WHAT YOU HAVE TO DO:
Write the listing out again, all of it, word for word.
——
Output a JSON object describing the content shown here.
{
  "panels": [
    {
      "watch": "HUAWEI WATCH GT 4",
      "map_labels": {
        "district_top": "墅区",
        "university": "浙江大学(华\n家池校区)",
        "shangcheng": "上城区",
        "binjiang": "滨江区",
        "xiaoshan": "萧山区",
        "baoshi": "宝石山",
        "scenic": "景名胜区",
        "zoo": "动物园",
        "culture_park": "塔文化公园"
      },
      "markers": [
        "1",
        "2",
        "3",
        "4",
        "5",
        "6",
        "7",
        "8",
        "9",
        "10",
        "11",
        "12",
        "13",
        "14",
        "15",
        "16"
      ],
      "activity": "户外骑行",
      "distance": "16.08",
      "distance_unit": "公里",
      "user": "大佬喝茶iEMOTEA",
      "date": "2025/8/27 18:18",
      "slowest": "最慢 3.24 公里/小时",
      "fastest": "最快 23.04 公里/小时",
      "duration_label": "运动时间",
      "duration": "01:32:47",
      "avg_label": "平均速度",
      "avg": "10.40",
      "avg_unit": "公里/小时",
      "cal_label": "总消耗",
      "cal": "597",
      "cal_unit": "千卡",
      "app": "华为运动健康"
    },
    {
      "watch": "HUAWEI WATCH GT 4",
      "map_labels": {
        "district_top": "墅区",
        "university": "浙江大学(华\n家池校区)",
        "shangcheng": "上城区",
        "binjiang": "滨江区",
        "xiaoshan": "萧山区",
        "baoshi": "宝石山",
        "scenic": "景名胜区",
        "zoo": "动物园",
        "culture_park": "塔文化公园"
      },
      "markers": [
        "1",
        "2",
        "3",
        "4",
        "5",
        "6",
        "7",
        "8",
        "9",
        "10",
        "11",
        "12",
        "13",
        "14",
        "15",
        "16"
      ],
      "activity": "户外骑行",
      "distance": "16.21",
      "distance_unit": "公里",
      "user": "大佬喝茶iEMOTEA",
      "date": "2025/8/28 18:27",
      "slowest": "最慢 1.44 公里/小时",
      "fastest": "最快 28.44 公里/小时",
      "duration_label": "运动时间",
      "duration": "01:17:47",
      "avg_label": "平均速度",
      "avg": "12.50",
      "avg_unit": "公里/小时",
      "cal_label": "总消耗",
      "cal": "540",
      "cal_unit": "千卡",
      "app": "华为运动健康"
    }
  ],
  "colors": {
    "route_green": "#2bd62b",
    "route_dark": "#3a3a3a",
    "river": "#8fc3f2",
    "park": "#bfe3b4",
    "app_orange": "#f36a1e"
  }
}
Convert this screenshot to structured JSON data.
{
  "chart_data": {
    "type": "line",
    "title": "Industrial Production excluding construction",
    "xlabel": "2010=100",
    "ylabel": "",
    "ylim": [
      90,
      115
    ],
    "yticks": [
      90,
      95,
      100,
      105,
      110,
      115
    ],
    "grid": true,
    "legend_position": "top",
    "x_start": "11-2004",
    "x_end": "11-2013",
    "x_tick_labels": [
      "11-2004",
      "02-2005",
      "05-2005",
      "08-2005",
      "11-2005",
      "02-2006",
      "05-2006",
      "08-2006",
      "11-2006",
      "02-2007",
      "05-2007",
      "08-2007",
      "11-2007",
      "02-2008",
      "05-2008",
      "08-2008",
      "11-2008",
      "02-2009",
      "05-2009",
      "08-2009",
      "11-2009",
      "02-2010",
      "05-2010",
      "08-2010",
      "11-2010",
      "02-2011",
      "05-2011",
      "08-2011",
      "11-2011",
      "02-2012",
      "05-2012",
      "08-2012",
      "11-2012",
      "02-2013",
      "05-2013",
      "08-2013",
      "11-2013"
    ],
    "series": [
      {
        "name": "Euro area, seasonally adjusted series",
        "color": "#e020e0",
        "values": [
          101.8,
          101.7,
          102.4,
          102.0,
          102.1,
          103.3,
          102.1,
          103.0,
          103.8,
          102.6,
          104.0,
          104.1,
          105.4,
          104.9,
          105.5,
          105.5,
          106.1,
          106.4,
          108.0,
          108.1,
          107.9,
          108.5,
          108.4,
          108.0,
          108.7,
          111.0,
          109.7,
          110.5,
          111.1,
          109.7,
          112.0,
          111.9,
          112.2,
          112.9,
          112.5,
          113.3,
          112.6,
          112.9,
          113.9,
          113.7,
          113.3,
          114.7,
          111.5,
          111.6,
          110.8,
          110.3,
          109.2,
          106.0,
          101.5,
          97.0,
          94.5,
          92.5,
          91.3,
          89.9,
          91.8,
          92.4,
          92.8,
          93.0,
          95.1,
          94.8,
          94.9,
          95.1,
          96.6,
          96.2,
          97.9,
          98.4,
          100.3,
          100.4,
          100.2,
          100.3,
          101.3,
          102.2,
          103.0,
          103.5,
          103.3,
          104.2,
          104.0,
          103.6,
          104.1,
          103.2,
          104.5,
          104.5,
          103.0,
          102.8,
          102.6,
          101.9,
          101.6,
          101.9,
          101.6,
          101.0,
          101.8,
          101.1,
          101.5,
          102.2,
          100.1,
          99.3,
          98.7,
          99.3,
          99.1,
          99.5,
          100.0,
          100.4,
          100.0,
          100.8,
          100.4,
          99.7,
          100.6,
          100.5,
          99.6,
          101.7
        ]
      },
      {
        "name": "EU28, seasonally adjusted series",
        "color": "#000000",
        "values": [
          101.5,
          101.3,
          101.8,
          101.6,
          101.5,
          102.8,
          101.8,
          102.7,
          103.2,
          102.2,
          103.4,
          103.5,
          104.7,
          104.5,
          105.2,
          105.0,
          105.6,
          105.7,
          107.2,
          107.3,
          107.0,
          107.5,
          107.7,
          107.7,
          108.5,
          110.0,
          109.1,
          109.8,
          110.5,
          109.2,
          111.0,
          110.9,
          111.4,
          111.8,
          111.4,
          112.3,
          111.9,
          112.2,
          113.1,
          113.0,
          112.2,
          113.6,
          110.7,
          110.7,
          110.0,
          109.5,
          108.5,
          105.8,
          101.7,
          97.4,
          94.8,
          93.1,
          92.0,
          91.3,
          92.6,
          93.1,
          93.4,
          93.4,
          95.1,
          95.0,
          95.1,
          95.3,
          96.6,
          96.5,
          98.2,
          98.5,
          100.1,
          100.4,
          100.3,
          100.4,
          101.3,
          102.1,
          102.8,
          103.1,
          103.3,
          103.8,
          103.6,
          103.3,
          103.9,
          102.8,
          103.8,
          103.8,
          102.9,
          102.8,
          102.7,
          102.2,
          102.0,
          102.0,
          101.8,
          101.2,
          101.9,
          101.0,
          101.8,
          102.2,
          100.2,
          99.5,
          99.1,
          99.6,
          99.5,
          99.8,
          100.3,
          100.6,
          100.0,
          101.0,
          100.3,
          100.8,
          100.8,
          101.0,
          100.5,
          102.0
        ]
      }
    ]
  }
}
——
CORRECT RESULT:
Output a JSON object describing the content shown here.
{
  "panels": [
    {
      "watch": "HUAWEI WATCH GT 4",
      "map_labels": {
        "district_top": "墅区",
        "university": "浙江大学(华\n家池校区)",
        "shangcheng": "上城区",
        "binjiang": "滨江区",
        "xiaoshan": "萧山区",
        "baoshi": "宝石山",
        "scenic": "景名胜区",
        "zoo": "动物园",
        "culture_park": "塔文化公园"
      },
      "markers": [
        "1",
        "2",
        "3",
        "4",
        "5",
        "6",
        "7",
        "8",
        "9",
        "10",
        "11",
        "12",
        "13",
        "14",
        "15",
        "16"
      ],
      "activity": "户外骑行",
      "distance": "16.08",
      "distance_unit": "公里",
      "user": "大佬喝茶iEMOTEA",
      "date": "2025/8/27 18:18",
      "slowest": "最慢 3.24 公里/小时",
      "fastest": "最快 23.04 公里/小时",
      "duration_label": "运动时间",
      "duration": "01:32:47",
      "avg_label": "平均速度",
      "avg": "10.40",
      "avg_unit": "公里/小时",
      "cal_label": "总消耗",
      "cal": "597",
      "cal_unit": "千卡",
      "app": "华为运动健康"
    },
    {
      "watch": "HUAWEI WATCH GT 4",
      "map_labels": {
        "district_top": "墅区",
        "university": "浙江大学(华\n家池校区)",
        "shangcheng": "上城区",
        "binjiang": "滨江区",
        "xiaoshan": "萧山区",
        "baoshi": "宝石山",
        "scenic": "景名胜区",
        "zoo": "动物园",
        "culture_park": "塔文化公园"
      },
      "markers": [
        "1",
        "2",
        "3",
        "4",
        "5",
        "6",
        "7",
        "8",
        "9",
        "10",
        "11",
        "12",
        "13",
        "14",
        "15",
        "16"
      ],
      "activity": "户外骑行",
      "distance": "16.21",
      "distance_unit": "公里",
      "user": "大佬喝茶iEMOTEA",
      "date": "2025/8/28 18:27",
      "slowest": "最慢 1.44 公里/小时",
      "fastest": "最快 28.44 公里/小时",
      "duration_label": "运动时间",
      "duration": "01:17:47",
      "avg_label": "平均速度",
      "avg": "12.50",
      "avg_unit": "公里/小时",
      "cal_label": "总消耗",
      "cal": "540",
      "cal_unit": "千卡",
      "app": "华为运动健康"
    }
  ],
  "colors": {
    "route_green": "#2bd62b",
    "route_dark": "#3a3a3a",
    "river": "#8fc3f2",
    "park": "#bfe3b4",
    "app_orange": "#f36a1e"
  }
}
Convert this screenshot to structured JSON data.
{
  "chart_data": {
    "type": "line",
    "title": "Industrial Production excluding construction",
    "xlabel": "2010=100",
    "ylabel": "",
    "ylim": [
      90,
      115
    ],
    "yticks": [
      90,
      95,
      100,
      105,
      110,
      115
    ],
    "grid": true,
    "legend_position": "top",
    "x_start": "11-2004",
    "x_end": "11-2013",
    "x_tick_labels": [
      "11-2004",
      "02-2005",
      "05-2005",
      "08-2005",
      "11-2005",
      "02-2006",
      "05-2006",
      "08-2006",
      "11-2006",
      "02-2007",
      "05-2007",
      "08-2007",
      "11-2007",
      "02-2008",
      "05-2008",
      "08-2008",
      "11-2008",
      "02-2009",
      "05-2009",
      "08-2009",
      "11-2009",
      "02-2010",
      "05-2010",
      "08-2010",
      "11-2010",
      "02-2011",
      "05-2011",
      "08-2011",
      "11-2011",
      "02-2012",
      "05-2012",
      "08-2012",
      "11-2012",
      "02-2013",
      "05-2013",
      "08-2013",
      "11-2013"
    ],
    "series": [
      {
        "name": "Euro area, seasonally adjusted series",
        "color": "#e020e0",
        "values": [
          101.8,
          101.7,
          102.4,
          102.0,
          102.1,
          103.3,
          102.1,
          103.0,
          103.8,
          102.6,
          104.0,
          104.1,
          105.4,
          104.9,
          105.5,
          105.5,
          106.1,
          106.4,
          108.0,
          108.1,
          107.9,
          108.5,
          108.4,
          108.0,
          108.7,
          111.0,
          109.7,
          110.5,
          111.1,
          109.7,
          112.0,
          111.9,
          112.2,
          112.9,
          112.5,
          113.3,
          112.6,
          112.9,
          113.9,
          113.7,
          113.3,
          114.7,
          111.5,
          111.6,
          110.8,
          110.3,
          109.2,
          106.0,
          101.5,
          97.0,
          94.5,
          92.5,
          91.3,
          89.9,
          91.8,
          92.4,
          92.8,
          93.0,
          95.1,
          94.8,
          94.9,
          95.1,
          96.6,
          96.2,
          97.9,
          98.4,
          100.3,
          100.4,
          100.2,
          100.3,
          101.3,
          102.2,
          103.0,
          103.5,
          103.3,
          104.2,
          104.0,
          103.6,
          104.1,
          103.2,
          104.5,
          104.5,
          103.0,
          102.8,
          102.6,
          101.9,
          101.6,
          101.9,
          101.6,
          101.0,
          101.8,
          101.1,
          101.5,
          102.2,
          100.1,
          99.3,
          98.7,
          99.3,
          99.1,
          99.5,
          100.0,
          100.4,
          100.0,
          100.8,
          100.4,
          99.7,
          100.6,
          100.5,
          99.6,
          101.7
        ]
      },
      {
        "name": "EU28, seasonally adjusted series",
        "color": "#000000",
        "values": [
          101.5,
          101.3,
          101.8,
          101.6,
          101.5,
          102.8,
          101.8,
          102.7,
          103.2,
          102.2,
          103.4,
          103.5,
          104.7,
          104.5,
          105.2,
          105.0,
          105.6,
          105.7,
          107.2,
          107.3,
          107.0,
          107.5,
          107.7,
          107.7,
          108.5,
          110.0,
          109.1,
          109.8,
          110.5,
          109.2,
          111.0,
          110.9,
          111.4,
          111.8,
          111.4,
          112.3,
          111.9,
          112.2,
          113.1,
          113.0,
          112.2,
          113.6,
          110.7,
          110.7,
          110.0,
          109.5,
          108.5,
          105.8,
          101.7,
          97.4,
          94.8,
          93.1,
          92.0,
          91.3,
          92.6,
          93.1,
          93.4,
          93.4,
          95.1,
          95.0,
          95.1,
          95.3,
          96.6,
          96.5,
          98.2,
          98.5,
          100.1,
          100.4,
          100.3,
          100.4,
          101.3,
          102.1,
          102.8,
          103.1,
          103.3,
          103.8,
          103.6,
          103.3,
          103.9,
          102.8,
          103.8,
          103.8,
          102.9,
          102.8,
          102.7,
          102.2,
          102.0,
          102.0,
          101.8,
          101.2,
          101.9,
          101.0,
          101.8,
          102.2,
          100.2,
          99.5,
          99.1,
          99.6,
          99.5,
          99.8,
          100.3,
          100.6,
          100.0,
          101.0,
          100.3,
          100.8,
          100.8,
          101.0,
          100.5,
          102.0
        ]
      }
    ]
  }
}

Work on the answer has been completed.